- _Material for the task_:
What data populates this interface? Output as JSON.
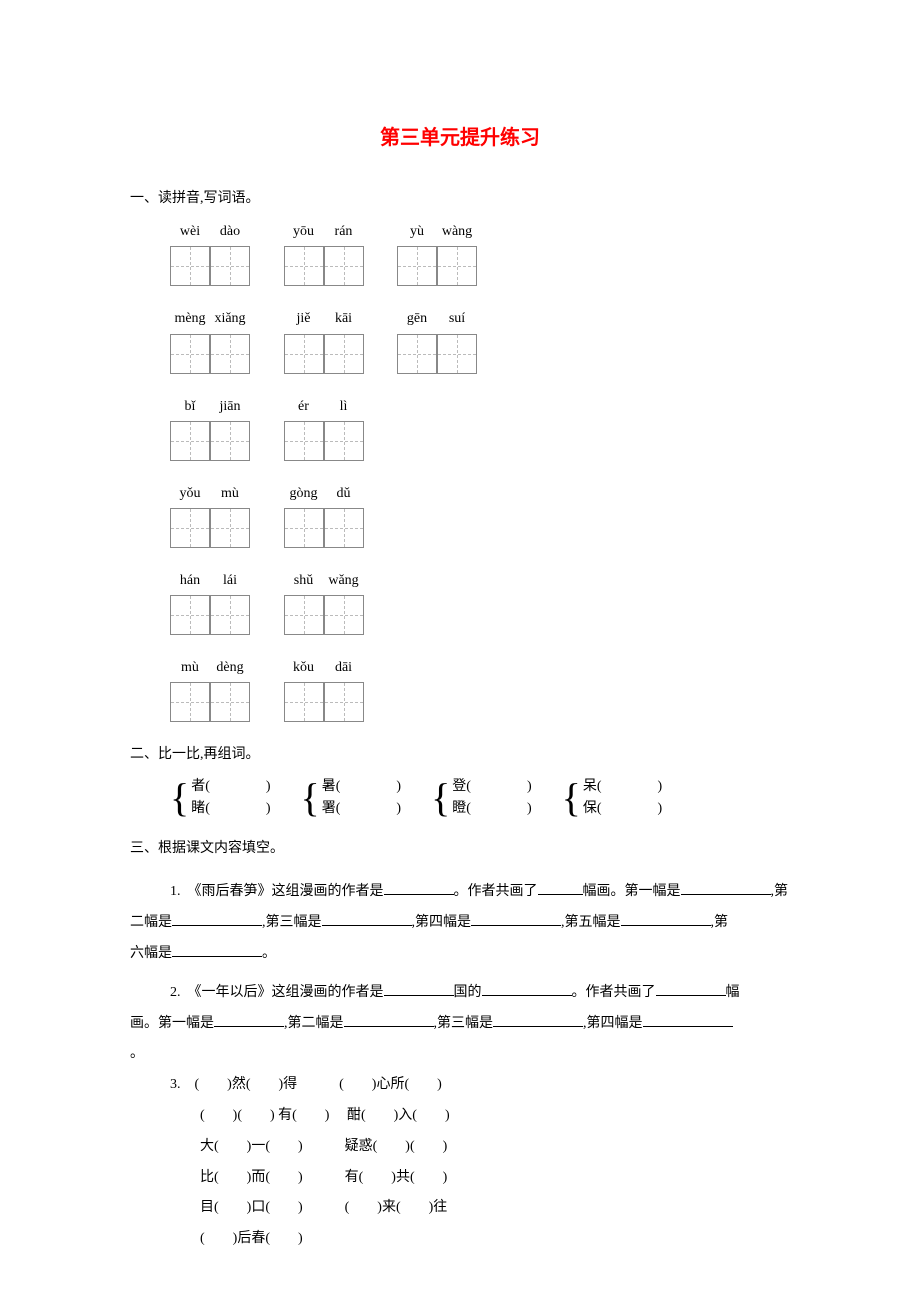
{
  "title": "第三单元提升练习",
  "section1": {
    "heading": "一、读拼音,写词语。",
    "rows": [
      [
        {
          "pinyin": [
            "wèi",
            "dào"
          ]
        },
        {
          "pinyin": [
            "yōu",
            "rán"
          ]
        },
        {
          "pinyin": [
            "yù",
            "wàng"
          ]
        }
      ],
      [
        {
          "pinyin": [
            "mèng",
            "xiǎng"
          ]
        },
        {
          "pinyin": [
            "jiě",
            "kāi"
          ]
        },
        {
          "pinyin": [
            "gēn",
            "suí"
          ]
        }
      ],
      [
        {
          "pinyin": [
            "bǐ",
            "jiān"
          ]
        },
        {
          "pinyin": [
            "ér",
            "lì"
          ]
        }
      ],
      [
        {
          "pinyin": [
            "yǒu",
            "mù"
          ]
        },
        {
          "pinyin": [
            "gòng",
            "dǔ"
          ]
        }
      ],
      [
        {
          "pinyin": [
            "hán",
            "lái"
          ]
        },
        {
          "pinyin": [
            "shǔ",
            "wǎng"
          ]
        }
      ],
      [
        {
          "pinyin": [
            "mù",
            "dèng"
          ]
        },
        {
          "pinyin": [
            "kǒu",
            "dāi"
          ]
        }
      ]
    ]
  },
  "section2": {
    "heading": "二、比一比,再组词。",
    "groups": [
      {
        "top": "者(",
        "bottom": "睹("
      },
      {
        "top": "暑(",
        "bottom": "署("
      },
      {
        "top": "登(",
        "bottom": "瞪("
      },
      {
        "top": "呆(",
        "bottom": "保("
      }
    ],
    "close": ")"
  },
  "section3": {
    "heading": "三、根据课文内容填空。",
    "q1_prefix": "1.　《雨后春笋》这组漫画的作者是",
    "q1_p2": "。作者共画了",
    "q1_p3": "幅画。第一幅是",
    "q1_p4": ",第",
    "q1_line2_a": "二幅是",
    "q1_line2_b": ",第三幅是",
    "q1_line2_c": ",第四幅是",
    "q1_line2_d": ",第五幅是",
    "q1_line2_e": ",第",
    "q1_line3_a": "六幅是",
    "q1_line3_b": "。",
    "q2_prefix": "2.　《一年以后》这组漫画的作者是",
    "q2_p2": "国的",
    "q2_p3": "。作者共画了",
    "q2_p4": "幅",
    "q2_line2_a": "画。第一幅是",
    "q2_line2_b": ",第二幅是",
    "q2_line2_c": ",第三幅是",
    "q2_line2_d": ",第四幅是",
    "q3_label": "3.",
    "q3_rows": [
      "(　　)然(　　)得　　　(　　)心所(　　)",
      "(　　)(　　) 有(　　)　 酣(　　)入(　　)",
      "大(　　)一(　　)　　　疑惑(　　)(　　)",
      "比(　　)而(　　)　　　有(　　)共(　　)",
      "目(　　)口(　　)　　　(　　)来(　　)往",
      "(　　)后春(　　)"
    ]
  }
}
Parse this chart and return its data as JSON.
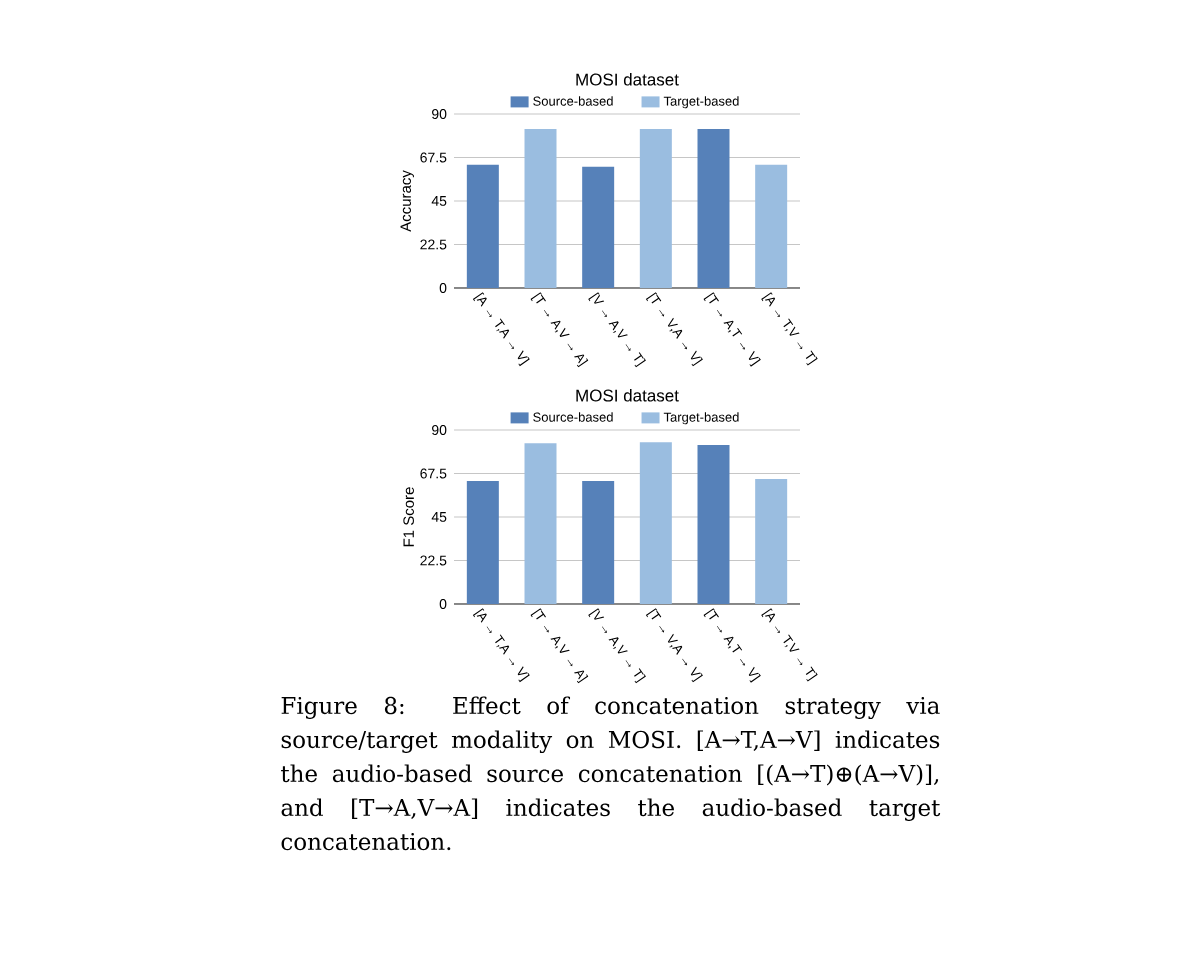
{
  "chart_data": [
    {
      "type": "bar",
      "title": "MOSI dataset",
      "ylabel": "Accuracy",
      "categories": [
        "[A → T,A → V]",
        "[T → A,V → A]",
        "[V → A,V → T]",
        "[T → V,A → V]",
        "[T → A,T → V]",
        "[A → T,V → T]"
      ],
      "series": [
        {
          "name": "Source-based",
          "color": "#5681b9",
          "values": [
            63.7,
            null,
            62.7,
            null,
            82.2,
            null
          ]
        },
        {
          "name": "Target-based",
          "color": "#9abde0",
          "values": [
            null,
            82.2,
            null,
            82.2,
            null,
            63.7
          ]
        }
      ],
      "ylim": [
        0,
        90
      ],
      "yticks": [
        0,
        22.5,
        45,
        67.5,
        90
      ],
      "grid": "y",
      "legend": "top"
    },
    {
      "type": "bar",
      "title": "MOSI dataset",
      "ylabel": "F1 Score",
      "categories": [
        "[A → T,A → V]",
        "[T → A,V → A]",
        "[V → A,V → T]",
        "[T → V,A → V]",
        "[T → A,T → V]",
        "[A → T,V → T]"
      ],
      "series": [
        {
          "name": "Source-based",
          "color": "#5681b9",
          "values": [
            63.6,
            null,
            63.6,
            null,
            82.3,
            null
          ]
        },
        {
          "name": "Target-based",
          "color": "#9abde0",
          "values": [
            null,
            83.1,
            null,
            83.7,
            null,
            64.6
          ]
        }
      ],
      "ylim": [
        0,
        90
      ],
      "yticks": [
        0,
        22.5,
        45,
        67.5,
        90
      ],
      "grid": "y",
      "legend": "top",
      "annotations": [
        "Figure 8:  Effect of concatenation strategy via source/target modality on MOSI. [A→T,A→V] indicates the audio-based source concatenation [(A→T)⊕(A→V)], and [T→A,V→A] indicates the audio-based target concatenation."
      ]
    }
  ]
}
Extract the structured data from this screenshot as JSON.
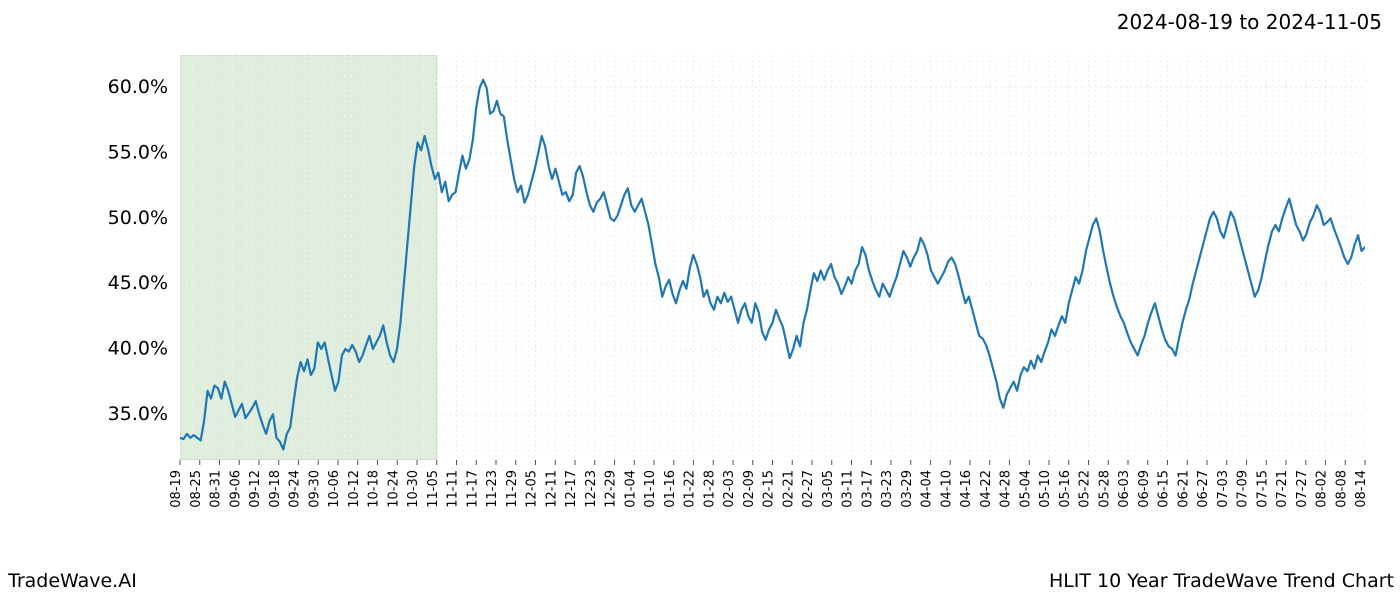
{
  "header": {
    "date_range": "2024-08-19 to 2024-11-05"
  },
  "footer": {
    "brand": "TradeWave.AI",
    "title": "HLIT 10 Year TradeWave Trend Chart"
  },
  "chart": {
    "type": "line",
    "background_color": "#ffffff",
    "line_color": "#1f77b4",
    "line_width": 2.2,
    "grid_color": "#e9e9e9",
    "minor_grid_color": "#f3f3f3",
    "shade": {
      "fill": "#dfeedc",
      "stroke": "#b7d3b1",
      "x_start": "08-19",
      "x_end": "11-05"
    },
    "yaxis": {
      "min": 31.5,
      "max": 62.5,
      "ticks": [
        35,
        40,
        45,
        50,
        55,
        60
      ],
      "tick_labels": [
        "35.0%",
        "40.0%",
        "45.0%",
        "50.0%",
        "55.0%",
        "60.0%"
      ],
      "label_fontsize": 19
    },
    "xaxis": {
      "ticks": [
        "08-19",
        "08-25",
        "08-31",
        "09-06",
        "09-12",
        "09-18",
        "09-24",
        "09-30",
        "10-06",
        "10-12",
        "10-18",
        "10-24",
        "10-30",
        "11-05",
        "11-11",
        "11-17",
        "11-23",
        "11-29",
        "12-05",
        "12-11",
        "12-17",
        "12-23",
        "12-29",
        "01-04",
        "01-10",
        "01-16",
        "01-22",
        "01-28",
        "02-03",
        "02-09",
        "02-15",
        "02-21",
        "02-27",
        "03-05",
        "03-11",
        "03-17",
        "03-23",
        "03-29",
        "04-04",
        "04-10",
        "04-16",
        "04-22",
        "04-28",
        "05-04",
        "05-10",
        "05-16",
        "05-22",
        "05-28",
        "06-03",
        "06-09",
        "06-15",
        "06-21",
        "06-27",
        "07-03",
        "07-09",
        "07-15",
        "07-21",
        "07-27",
        "08-02",
        "08-08",
        "08-14"
      ],
      "label_fontsize": 13,
      "label_rotation": 90
    },
    "series": {
      "name": "HLIT",
      "values": [
        33.2,
        33.1,
        33.5,
        33.2,
        33.4,
        33.2,
        33.0,
        34.5,
        36.8,
        36.2,
        37.2,
        37.0,
        36.2,
        37.5,
        36.8,
        35.8,
        34.8,
        35.3,
        35.8,
        34.7,
        35.1,
        35.5,
        36.0,
        35.0,
        34.2,
        33.5,
        34.5,
        35.0,
        33.2,
        32.9,
        32.3,
        33.5,
        34.0,
        36.0,
        37.8,
        39.0,
        38.3,
        39.2,
        38.0,
        38.5,
        40.5,
        40.0,
        40.5,
        39.2,
        38.0,
        36.8,
        37.5,
        39.5,
        40.0,
        39.8,
        40.3,
        39.8,
        39.0,
        39.5,
        40.3,
        41.0,
        40.0,
        40.5,
        41.0,
        41.8,
        40.5,
        39.5,
        39.0,
        40.0,
        42.0,
        45.0,
        48.0,
        51.0,
        54.0,
        55.8,
        55.2,
        56.3,
        55.3,
        54.0,
        53.0,
        53.5,
        52.0,
        52.8,
        51.3,
        51.8,
        52.0,
        53.5,
        54.8,
        53.8,
        54.5,
        56.0,
        58.5,
        60.0,
        60.6,
        60.0,
        58.0,
        58.2,
        59.0,
        58.0,
        57.8,
        56.0,
        54.5,
        53.0,
        52.0,
        52.5,
        51.2,
        51.8,
        52.8,
        53.8,
        55.0,
        56.3,
        55.5,
        54.0,
        53.0,
        53.8,
        52.8,
        51.8,
        52.0,
        51.3,
        51.8,
        53.5,
        54.0,
        53.2,
        52.0,
        51.0,
        50.5,
        51.2,
        51.5,
        52.0,
        51.0,
        50.0,
        49.8,
        50.2,
        51.0,
        51.8,
        52.3,
        51.0,
        50.5,
        51.0,
        51.5,
        50.5,
        49.5,
        48.0,
        46.5,
        45.5,
        44.0,
        44.8,
        45.3,
        44.2,
        43.5,
        44.5,
        45.2,
        44.6,
        46.2,
        47.2,
        46.5,
        45.5,
        44.0,
        44.5,
        43.5,
        43.0,
        44.0,
        43.5,
        44.3,
        43.6,
        44.0,
        43.0,
        42.0,
        43.0,
        43.5,
        42.5,
        42.0,
        43.5,
        42.8,
        41.3,
        40.7,
        41.5,
        42.0,
        43.0,
        42.3,
        41.7,
        40.5,
        39.3,
        40.0,
        41.0,
        40.2,
        42.0,
        43.0,
        44.5,
        45.8,
        45.2,
        46.0,
        45.3,
        46.0,
        46.5,
        45.5,
        45.0,
        44.2,
        44.8,
        45.5,
        45.0,
        46.0,
        46.5,
        47.8,
        47.2,
        46.0,
        45.2,
        44.5,
        44.0,
        45.0,
        44.5,
        44.0,
        44.8,
        45.5,
        46.5,
        47.5,
        47.0,
        46.3,
        47.0,
        47.5,
        48.5,
        48.0,
        47.2,
        46.0,
        45.5,
        45.0,
        45.5,
        46.0,
        46.7,
        47.0,
        46.5,
        45.6,
        44.5,
        43.5,
        44.0,
        43.0,
        42.0,
        41.0,
        40.8,
        40.3,
        39.5,
        38.5,
        37.5,
        36.2,
        35.5,
        36.5,
        37.0,
        37.5,
        36.8,
        38.0,
        38.6,
        38.3,
        39.1,
        38.5,
        39.5,
        39.0,
        39.8,
        40.5,
        41.5,
        41.0,
        41.8,
        42.5,
        42.0,
        43.5,
        44.5,
        45.5,
        45.0,
        46.0,
        47.5,
        48.5,
        49.5,
        50.0,
        49.0,
        47.5,
        46.2,
        45.0,
        44.0,
        43.2,
        42.5,
        42.0,
        41.2,
        40.5,
        40.0,
        39.5,
        40.3,
        41.0,
        42.0,
        42.8,
        43.5,
        42.5,
        41.5,
        40.7,
        40.2,
        40.0,
        39.5,
        40.8,
        42.0,
        43.0,
        43.8,
        45.0,
        46.0,
        47.0,
        48.0,
        49.0,
        50.0,
        50.5,
        50.0,
        49.0,
        48.5,
        49.5,
        50.5,
        50.0,
        49.0,
        48.0,
        47.0,
        46.0,
        45.0,
        44.0,
        44.5,
        45.5,
        46.8,
        48.0,
        49.0,
        49.5,
        49.0,
        50.0,
        50.8,
        51.5,
        50.5,
        49.5,
        49.0,
        48.3,
        48.8,
        49.7,
        50.2,
        51.0,
        50.5,
        49.5,
        49.7,
        50.0,
        49.2,
        48.5,
        47.8,
        47.0,
        46.5,
        47.0,
        48.0,
        48.7,
        47.5,
        47.8
      ]
    }
  }
}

- _Problem requirements_: Search the data above for the string "HLIT" and copy each line that has it.

- _Answer to the task_:
    "title": "HLIT 10 Year TradeWave Trend Chart"
      "name": "HLIT",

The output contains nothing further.